(Collected data)
■ ■ ■ ■

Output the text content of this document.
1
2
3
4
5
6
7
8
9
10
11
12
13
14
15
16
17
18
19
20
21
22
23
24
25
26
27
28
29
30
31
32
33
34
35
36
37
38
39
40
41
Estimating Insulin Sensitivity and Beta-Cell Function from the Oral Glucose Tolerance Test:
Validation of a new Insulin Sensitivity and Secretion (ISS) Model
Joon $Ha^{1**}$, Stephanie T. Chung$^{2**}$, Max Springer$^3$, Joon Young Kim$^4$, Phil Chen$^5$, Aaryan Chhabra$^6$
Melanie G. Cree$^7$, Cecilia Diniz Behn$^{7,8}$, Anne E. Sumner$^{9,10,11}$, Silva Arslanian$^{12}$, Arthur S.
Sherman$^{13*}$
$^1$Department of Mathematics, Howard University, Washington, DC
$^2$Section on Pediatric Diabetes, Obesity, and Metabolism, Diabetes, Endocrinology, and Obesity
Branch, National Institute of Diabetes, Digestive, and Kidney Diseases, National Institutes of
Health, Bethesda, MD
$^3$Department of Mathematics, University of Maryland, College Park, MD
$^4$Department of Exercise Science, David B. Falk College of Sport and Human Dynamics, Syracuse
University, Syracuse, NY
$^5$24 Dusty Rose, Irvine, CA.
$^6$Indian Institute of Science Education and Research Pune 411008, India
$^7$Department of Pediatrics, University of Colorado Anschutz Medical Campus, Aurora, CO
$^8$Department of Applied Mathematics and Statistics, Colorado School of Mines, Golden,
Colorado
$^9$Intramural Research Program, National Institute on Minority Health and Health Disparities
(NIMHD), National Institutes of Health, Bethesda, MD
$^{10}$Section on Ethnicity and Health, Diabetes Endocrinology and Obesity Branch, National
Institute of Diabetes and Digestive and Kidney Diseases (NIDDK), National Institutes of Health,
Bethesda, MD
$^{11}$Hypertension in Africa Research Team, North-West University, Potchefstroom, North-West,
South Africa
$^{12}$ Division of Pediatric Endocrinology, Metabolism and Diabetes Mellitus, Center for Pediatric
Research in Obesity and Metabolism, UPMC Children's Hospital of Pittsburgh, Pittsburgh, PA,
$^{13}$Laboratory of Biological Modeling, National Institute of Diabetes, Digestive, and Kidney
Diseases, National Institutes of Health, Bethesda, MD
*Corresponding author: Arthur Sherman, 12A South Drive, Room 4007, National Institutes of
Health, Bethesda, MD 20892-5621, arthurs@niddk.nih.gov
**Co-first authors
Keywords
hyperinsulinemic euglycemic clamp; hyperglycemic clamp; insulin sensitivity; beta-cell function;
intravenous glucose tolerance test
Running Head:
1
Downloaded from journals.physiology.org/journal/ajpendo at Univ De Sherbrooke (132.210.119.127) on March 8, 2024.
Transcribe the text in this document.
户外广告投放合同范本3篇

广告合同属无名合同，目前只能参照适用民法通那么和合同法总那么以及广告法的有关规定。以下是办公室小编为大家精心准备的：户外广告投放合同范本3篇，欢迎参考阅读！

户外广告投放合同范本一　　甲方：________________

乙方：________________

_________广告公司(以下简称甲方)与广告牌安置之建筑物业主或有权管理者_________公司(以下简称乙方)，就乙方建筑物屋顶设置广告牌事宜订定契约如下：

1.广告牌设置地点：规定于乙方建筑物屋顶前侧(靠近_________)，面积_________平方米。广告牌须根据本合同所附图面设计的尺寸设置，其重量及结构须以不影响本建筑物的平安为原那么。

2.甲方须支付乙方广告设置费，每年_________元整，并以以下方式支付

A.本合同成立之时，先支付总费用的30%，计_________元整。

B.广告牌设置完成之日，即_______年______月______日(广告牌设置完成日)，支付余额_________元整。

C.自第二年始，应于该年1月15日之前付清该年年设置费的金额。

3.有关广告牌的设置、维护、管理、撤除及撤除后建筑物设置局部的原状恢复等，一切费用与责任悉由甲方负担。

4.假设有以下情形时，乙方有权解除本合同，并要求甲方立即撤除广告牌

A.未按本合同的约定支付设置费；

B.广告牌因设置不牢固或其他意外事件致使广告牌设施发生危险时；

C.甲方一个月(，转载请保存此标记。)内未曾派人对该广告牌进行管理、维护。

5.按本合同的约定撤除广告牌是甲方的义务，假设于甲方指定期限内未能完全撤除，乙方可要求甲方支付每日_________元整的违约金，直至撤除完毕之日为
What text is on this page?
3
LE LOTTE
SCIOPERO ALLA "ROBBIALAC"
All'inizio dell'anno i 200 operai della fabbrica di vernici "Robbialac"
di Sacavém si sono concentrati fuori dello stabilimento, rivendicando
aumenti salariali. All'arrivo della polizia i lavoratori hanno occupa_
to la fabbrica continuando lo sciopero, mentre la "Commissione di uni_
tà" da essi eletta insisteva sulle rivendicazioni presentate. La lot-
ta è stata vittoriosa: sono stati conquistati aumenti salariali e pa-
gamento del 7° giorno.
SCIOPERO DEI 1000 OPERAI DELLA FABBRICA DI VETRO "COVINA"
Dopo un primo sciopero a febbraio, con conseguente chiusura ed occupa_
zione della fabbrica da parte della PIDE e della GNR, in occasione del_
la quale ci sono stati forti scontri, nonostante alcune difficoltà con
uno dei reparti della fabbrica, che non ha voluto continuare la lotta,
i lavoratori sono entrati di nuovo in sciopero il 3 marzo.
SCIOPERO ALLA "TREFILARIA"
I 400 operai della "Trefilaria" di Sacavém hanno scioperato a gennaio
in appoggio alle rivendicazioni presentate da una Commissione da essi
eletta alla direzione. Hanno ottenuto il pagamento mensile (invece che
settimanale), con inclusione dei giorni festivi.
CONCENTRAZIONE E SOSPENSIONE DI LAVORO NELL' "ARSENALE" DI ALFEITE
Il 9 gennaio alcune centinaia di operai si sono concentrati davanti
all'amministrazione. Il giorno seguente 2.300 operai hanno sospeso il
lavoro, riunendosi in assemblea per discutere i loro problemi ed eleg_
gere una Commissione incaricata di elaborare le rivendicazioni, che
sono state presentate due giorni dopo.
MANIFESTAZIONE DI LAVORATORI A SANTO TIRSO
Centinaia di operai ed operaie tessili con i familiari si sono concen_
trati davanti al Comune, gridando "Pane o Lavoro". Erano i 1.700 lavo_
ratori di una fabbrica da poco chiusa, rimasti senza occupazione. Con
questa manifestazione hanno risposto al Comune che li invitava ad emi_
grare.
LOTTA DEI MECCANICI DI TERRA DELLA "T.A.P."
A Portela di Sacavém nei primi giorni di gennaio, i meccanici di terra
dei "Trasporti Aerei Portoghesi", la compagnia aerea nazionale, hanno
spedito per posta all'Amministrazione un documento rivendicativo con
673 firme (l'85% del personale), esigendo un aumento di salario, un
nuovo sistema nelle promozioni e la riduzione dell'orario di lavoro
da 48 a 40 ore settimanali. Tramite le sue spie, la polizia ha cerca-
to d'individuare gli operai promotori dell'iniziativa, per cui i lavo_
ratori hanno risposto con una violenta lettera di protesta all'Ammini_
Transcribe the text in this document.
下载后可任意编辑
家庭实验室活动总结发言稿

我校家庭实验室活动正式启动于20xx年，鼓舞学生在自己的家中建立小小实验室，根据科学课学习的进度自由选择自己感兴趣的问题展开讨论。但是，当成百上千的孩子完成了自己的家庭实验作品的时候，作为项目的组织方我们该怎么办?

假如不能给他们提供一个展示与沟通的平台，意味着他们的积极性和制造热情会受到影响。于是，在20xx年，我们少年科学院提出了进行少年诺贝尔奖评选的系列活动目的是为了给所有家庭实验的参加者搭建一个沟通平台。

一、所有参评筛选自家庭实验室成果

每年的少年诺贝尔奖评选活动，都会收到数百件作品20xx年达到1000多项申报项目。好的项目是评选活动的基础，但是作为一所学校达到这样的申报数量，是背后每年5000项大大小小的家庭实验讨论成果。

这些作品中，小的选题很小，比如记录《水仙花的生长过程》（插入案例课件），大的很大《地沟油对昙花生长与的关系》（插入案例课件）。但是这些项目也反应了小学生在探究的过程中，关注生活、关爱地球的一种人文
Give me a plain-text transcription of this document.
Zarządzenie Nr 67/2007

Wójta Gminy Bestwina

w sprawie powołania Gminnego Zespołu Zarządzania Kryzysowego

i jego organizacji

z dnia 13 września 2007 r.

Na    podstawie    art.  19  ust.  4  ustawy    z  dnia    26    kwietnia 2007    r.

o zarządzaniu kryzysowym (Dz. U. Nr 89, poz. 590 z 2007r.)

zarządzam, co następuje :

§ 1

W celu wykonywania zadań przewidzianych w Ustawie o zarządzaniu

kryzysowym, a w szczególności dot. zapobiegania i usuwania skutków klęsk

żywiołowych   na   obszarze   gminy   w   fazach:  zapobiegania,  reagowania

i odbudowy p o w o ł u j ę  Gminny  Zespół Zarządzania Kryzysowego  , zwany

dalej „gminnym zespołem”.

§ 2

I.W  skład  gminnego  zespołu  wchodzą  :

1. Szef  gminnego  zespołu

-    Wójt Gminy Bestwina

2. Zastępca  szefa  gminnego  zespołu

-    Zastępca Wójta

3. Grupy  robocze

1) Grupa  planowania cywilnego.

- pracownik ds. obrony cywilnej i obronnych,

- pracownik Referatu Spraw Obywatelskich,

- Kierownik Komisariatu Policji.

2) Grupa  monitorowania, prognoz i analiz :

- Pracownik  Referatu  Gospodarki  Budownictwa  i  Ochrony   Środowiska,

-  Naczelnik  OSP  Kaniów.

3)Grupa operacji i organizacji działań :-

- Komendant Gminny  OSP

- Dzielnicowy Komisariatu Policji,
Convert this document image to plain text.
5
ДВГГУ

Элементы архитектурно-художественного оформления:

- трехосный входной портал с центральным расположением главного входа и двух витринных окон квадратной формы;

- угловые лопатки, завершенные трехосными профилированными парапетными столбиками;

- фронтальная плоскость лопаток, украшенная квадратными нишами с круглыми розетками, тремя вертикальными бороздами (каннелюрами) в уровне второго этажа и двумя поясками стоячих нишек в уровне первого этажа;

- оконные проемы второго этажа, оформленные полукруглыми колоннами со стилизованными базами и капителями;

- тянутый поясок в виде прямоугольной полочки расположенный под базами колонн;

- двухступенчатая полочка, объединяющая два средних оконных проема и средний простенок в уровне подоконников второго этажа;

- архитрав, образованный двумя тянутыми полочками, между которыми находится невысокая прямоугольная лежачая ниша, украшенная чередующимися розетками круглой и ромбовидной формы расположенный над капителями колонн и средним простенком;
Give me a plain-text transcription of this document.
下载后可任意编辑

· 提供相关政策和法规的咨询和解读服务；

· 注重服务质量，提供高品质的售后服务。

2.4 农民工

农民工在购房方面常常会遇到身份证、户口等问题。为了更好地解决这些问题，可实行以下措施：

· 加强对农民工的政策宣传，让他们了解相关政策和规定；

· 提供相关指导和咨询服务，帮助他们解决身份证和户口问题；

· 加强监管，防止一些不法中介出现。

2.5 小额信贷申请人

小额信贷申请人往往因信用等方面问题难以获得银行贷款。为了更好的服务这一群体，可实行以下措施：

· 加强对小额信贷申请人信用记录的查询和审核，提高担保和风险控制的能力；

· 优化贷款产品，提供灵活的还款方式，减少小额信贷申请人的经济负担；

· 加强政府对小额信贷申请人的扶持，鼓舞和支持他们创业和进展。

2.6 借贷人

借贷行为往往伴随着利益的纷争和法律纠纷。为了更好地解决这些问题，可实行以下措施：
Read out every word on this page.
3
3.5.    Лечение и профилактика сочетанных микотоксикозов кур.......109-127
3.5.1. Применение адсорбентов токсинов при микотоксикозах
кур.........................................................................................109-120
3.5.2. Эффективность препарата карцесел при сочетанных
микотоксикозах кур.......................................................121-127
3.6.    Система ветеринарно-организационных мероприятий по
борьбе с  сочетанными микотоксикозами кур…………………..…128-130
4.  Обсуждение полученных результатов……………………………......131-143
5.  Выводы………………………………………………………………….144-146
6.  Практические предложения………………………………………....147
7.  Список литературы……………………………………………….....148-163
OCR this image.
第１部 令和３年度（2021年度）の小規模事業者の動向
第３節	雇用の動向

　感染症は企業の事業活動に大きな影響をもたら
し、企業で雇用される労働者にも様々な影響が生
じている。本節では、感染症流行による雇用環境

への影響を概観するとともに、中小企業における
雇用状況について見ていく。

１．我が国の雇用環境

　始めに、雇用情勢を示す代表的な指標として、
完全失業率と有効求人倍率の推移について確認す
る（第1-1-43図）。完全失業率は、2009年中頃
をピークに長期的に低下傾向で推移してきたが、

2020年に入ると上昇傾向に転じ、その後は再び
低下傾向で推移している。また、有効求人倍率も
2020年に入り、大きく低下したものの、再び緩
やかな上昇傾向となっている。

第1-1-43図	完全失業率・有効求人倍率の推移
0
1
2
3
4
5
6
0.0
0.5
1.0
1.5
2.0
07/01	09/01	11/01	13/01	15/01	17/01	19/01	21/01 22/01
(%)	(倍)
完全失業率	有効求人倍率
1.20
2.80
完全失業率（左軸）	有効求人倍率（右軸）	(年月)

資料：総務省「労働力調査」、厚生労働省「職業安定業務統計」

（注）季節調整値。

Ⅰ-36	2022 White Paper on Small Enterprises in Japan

■ ■ ■ ■

• [What is asked]: Determine how many lines contain the word "Africa" and reply with that number alone.

• [Full solution]: 2